Data excerpts

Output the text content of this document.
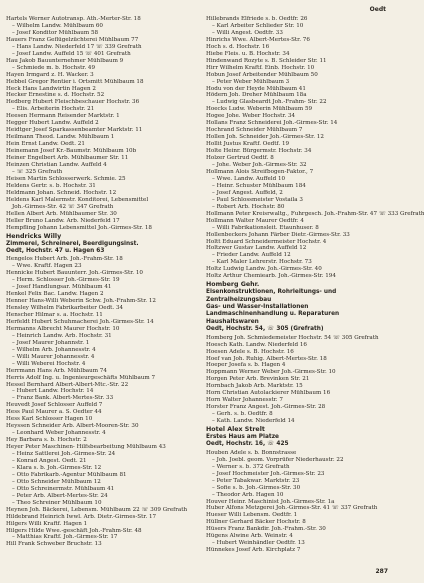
Oedt
Hartels Werner Autotransp. Ath.-Merter-Str. 18
– Wilhelm Landw. Mühlbaum 60
– Josef Konditor Mühlbaum 58
Hauers Franz Geflügelzüchterei Mühlbaum 77
– Hans Landw. Niederfeld 17 ☏ 339 Grefrath
– Josef Landw. Auffeld 15 ☏ 401 Grefrath
Hau Jakob Bauunternehmer Mühlbaum 9
– Schmiede m. b. Hochstr. 49
Hayen Irmgard z. H. Wacker. 3
Hebbel Gregor Rentier i. Ortsmitt Mühlbaum 18
Heck Hans Landwirtin Hagen 2
Hecker Ernestine s. d. Hochstr. 52
Hedberg Hubert Fleischbeschauer Hochstr. 36
– Elis. Arbeiterin Hochstr. 21
Heesen Hermann Reisender Marktstr. 1
Hegger Hubert Landw. Auffeld 2
Heidtger Josef Sparkassenbeamter Marktstr. 11
Heilmann Theod. Landw. Mühlbaum 1
Hein Ernst Landw. Oedt. 21
Heinemann Josef Kr.-Baumstr. Mühlbaum 10b
Heiner Engelbert Arb. Mühlbaumer Str. 11
Heinzen Christian Landw. Auffeld 4
– ☏ 325 Grefrath
Heisen Martin Schlosserwerk. Schmie. 25
Heldens Gertr. s. b. Hochstr. 31
Heldmann Johan. Schneid. Hochstr. 12
Heldens Karl Malermstr. Konditorei, Lebensmittel
Joh.-Girmes-Str. 42 ☏ 347 Grefrath
Hellen Albert Arb. Mühlbaumer Str. 30
Heller Bruno Landw. Arb. Niederfeld 17
Hempfling Johann Lebensmittel Joh.-Girmes-Str. 18
Hendricks Willy
Zimmerei, Schreinerei, Beerdigungsinst.
Oedt, Hochstr. 47 u. Hagen 63
Hengelos Hubert Arb. Joh.-Frahm-Str. 18
– Wwe. Kraftf. Hagen 23
Hennicke Hubert Bauunterr. Joh.-Girmes-Str. 10
– Herm. Schlosser Joh.-Girmes-Str. 19
– Josef Handlungsar. Mühlbaum 41
Henkel Felix Bac. Landw. Hagen 2
Henner Hans-Willi Weberin Schw. Joh.-Frahm-Str. 12
Hensley Wilhelm Fabrikarbeiter Oedt. 34
Henscher Hilmar s. a. Hochstr. 11
Herfeldt Hubert Schuhmacherei Joh.-Girmes-Str. 14
Hermanns Albrecht Maurer Hochstr. 10
– Heinrich Landw. Arb. Hochstr. 31
– Josef Maurer Johannstr. 1
– Wilhelm Arb. Johannesstr. 4
– Willi Maurer Johannesstr. 4
– Willi Weberei Hochstr. 4
Herrmann Hans Arb. Mühlbaum 74
Herris Adolf Ing. u. Ingenieurgeschäfts Mühlbaum 7
Hessel Bernhard Albert-Albert-Mtc.-Str. 22
– Hubert Landw. Hochstr. 14
– Franz Bank. Albert-Mertes-Str. 33
Heuvedt Josef Schlosser Auffeld 7
Hess Paul Maurer a. S. Oedter 44
Hess Karl Schlosser Hagen 10
Heyssen Schneider Arb. Albert-Mooren-Str. 30
– Leonhard Weber Johannesstr. 4
Hey Barbara s. b. Hochstr. 2
Heyer Peter Maschinen- Hilfsbearbeitung Mühlbaum 43
– Heinz Sattlerei Joh.-Girmes-Str. 24
– Konrad Angest. Oedt. 21
– Klara s. b. Joh.-Girmes-Str. 12
– Otto Fabrikarb.-Agentur Mühlbaum 81
– Otto Schneider Mühlbaum 12
– Otto Schreinermstr. Mühlbaum 41
– Peter Arb. Albert-Mertes-Str. 24
– Theo Schreiner Mühlbaum 10
Heynen Joh. Bäckerei, Lebensm. Mühlbaum 22 ☏ 309 Grefrath
Hildebrand Heinrich Iwwl. Arb. Dietr.-Girmes-Str. 17
Hilgers Willi Kraftf. Hagen 1
Hilgers Hilde Wwe.-geschäft Joh.-Frahm-Str. 48
– Matthias Kraftf. Joh.-Girmes-Str. 17
Hill Frank Schweber Bruchstr. 13
Hillebrands Elfriede s. b. Oedtfr. 26
– Karl Arbeiter Schlieder Str. 10
– Willi Angest. Oedtfr. 33
Hinrichs Wwe. Albert-Mertes-Str. 76
Hoch s. d. Hochstr. 16
Hiebe Fleis. u. B. Hochstr. 34
Hindenwand Rozyte s. B. Schleider Str. 11
Hirr Wilhelm Kraftf. Einb. Hochstr. 10
Hobun Josef Arbeitender Mühlbaum 50
– Peter Weber Mühlbaum 3
Hodu von der Heyde Mühlbaum 41
Hödern Joh. Dreher Mühlbaum 18a
– Ludwig Glasbeardt Joh.-Frahm- Str. 22
Hoecks Ludw. Weberin Mühlbaum 59
Hogee Johe. Weber Hochstr. 34
Hollans Franz Schneiderei Joh.-Girmes-Str. 14
Hochrand Schneider Mühlbaum 7
Hollen Joh. Schneider Joh.-Girmes-Str. 12
Hollit Justus Kraftf. Oedtf. 19
Holte Heinr. Bürgermstr. Hochstr. 34
Holzer Gertrud Oedtf. 8
– Johe. Weber Joh.-Girmes-Str. 32
Hollmann Alois Streifbogen-Faktor., 7
– Wwe. Landw. Auffeld 10
– Heinr. Schuster Mühlbaum 184
– Josef Angest. Auffeld, 2
– Paul Schlossmeister Vostaila 3
– Robert Arb. Hochstr. 80
Hollmann Peter Kreisrwaltg., Fuhrgesch. Joh.-Frahm-Str. 47 ☏ 333 Grefrath
Hollmann Walter Maurer Oedtfr. 4
– Willi Fabrikationsleit. Etaunhuser. 8
Hollenbeckers Johann Färber Dietr.-Girmes-Str. 33
Holtt Eduard Schneidermeister Hochstr. 4
Holtzwer Gustav Landw. Auffeld 12
– Frieder Landw. Auffeld 12
– Karl Maler Lehrerstr. Hochstr. 73
Holtz Ludwig Landw. Joh.-Girmes-Str. 40
Holtz Arthur Chemiearb. Joh.-Girmes-Str. 194
Homberg Gehr.
Eisenkonstruktionen, Rohrleitungs- und
Zentralheizungsbau
Gas- und Wasser-Installationen
Landmaschinenhandlung u. Reparaturen
Haushaltswaren
Oedt, Hochstr. 54, ☏ 305 (Grefrath)
Homberg Joh. Schmiedemeister Hochstr. 54 ☏ 305 Grefrath
Hoesch Kath. Landw. Niederfeld 16
Hoesen Adele s. B. Hochstr. 16
Hoef van Joh. Ruhig. Albert-Mertes-Str. 18
Hoeper Josefa s. b. Hagen 4
Hoppmann Werner Weber Joh.-Girmes-Str. 10
Horgen Peter Arb. Brevinken Str. 21
Hornbach Jakob Arb. Marktstr. 15
Horn Christian Autolackierer Mühlbaum 16
Horn Walter Johannesstr. 7
Horster Franz Angest. Joh.-Girmes-Str. 28
– Gerh. s. b. Oedtfr. 8
– Kath. Landw. Niederfeld 14
Hotel Alex Strelt
Erstes Haus am Platze
Oedt, Hochstr. 16, ☏ 425
Houben Adele s. b. Bonnstrasse
– Joh. Joebl. geom. Vorprüfer Niederhaustr. 22
– Werner s. b. 372 Grefrath
– Josef Hochmeister Joh.-Girmes-Str. 23
– Peter Tabakwar. Marktstr. 23
– Sofie s. b. Joh.-Girmes-Str. 30
– Theodor Arb. Hagen 10
Houver Heinr. Maschinist Joh.-Girmes-Str. 1a
Huber Alfons Metzgerei Joh.-Girmes-Str. 41 ☏ 337 Grefrath
Hueser Willi Lebensm. Oedtfr. 1
Hüllner Gerhard Bäcker Hochstr. 8
Hüsers Franz Bankdir. Joh.-Frahm.-Str. 30
Hügens Alwine Arb. Weinstr. 4
– Hubert Weinhändler Oedtfr. 13
Hünnekes Josef Arb. Kirchplatz 7
287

§ Stated goal:
Look through the data and gather every line with the string "Grefrath" in it.

§ Answer to this exercise:
– Hans Landw. Niederfeld 17 ☏ 339 Grefrath
– Josef Landw. Auffeld 15 ☏ 401 Grefrath
– ☏ 325 Grefrath
Joh.-Girmes-Str. 42 ☏ 347 Grefrath
Heynen Joh. Bäckerei, Lebensm. Mühlbaum 22 ☏ 309 Grefrath
Hollmann Peter Kreisrwaltg., Fuhrgesch. Joh.-Frahm-Str. 47 ☏ 333 Grefrath
Oedt, Hochstr. 54, ☏ 305 (Grefrath)
Homberg Joh. Schmiedemeister Hochstr. 54 ☏ 305 Grefrath
– Werner s. b. 372 Grefrath
Huber Alfons Metzgerei Joh.-Girmes-Str. 41 ☏ 337 Grefrath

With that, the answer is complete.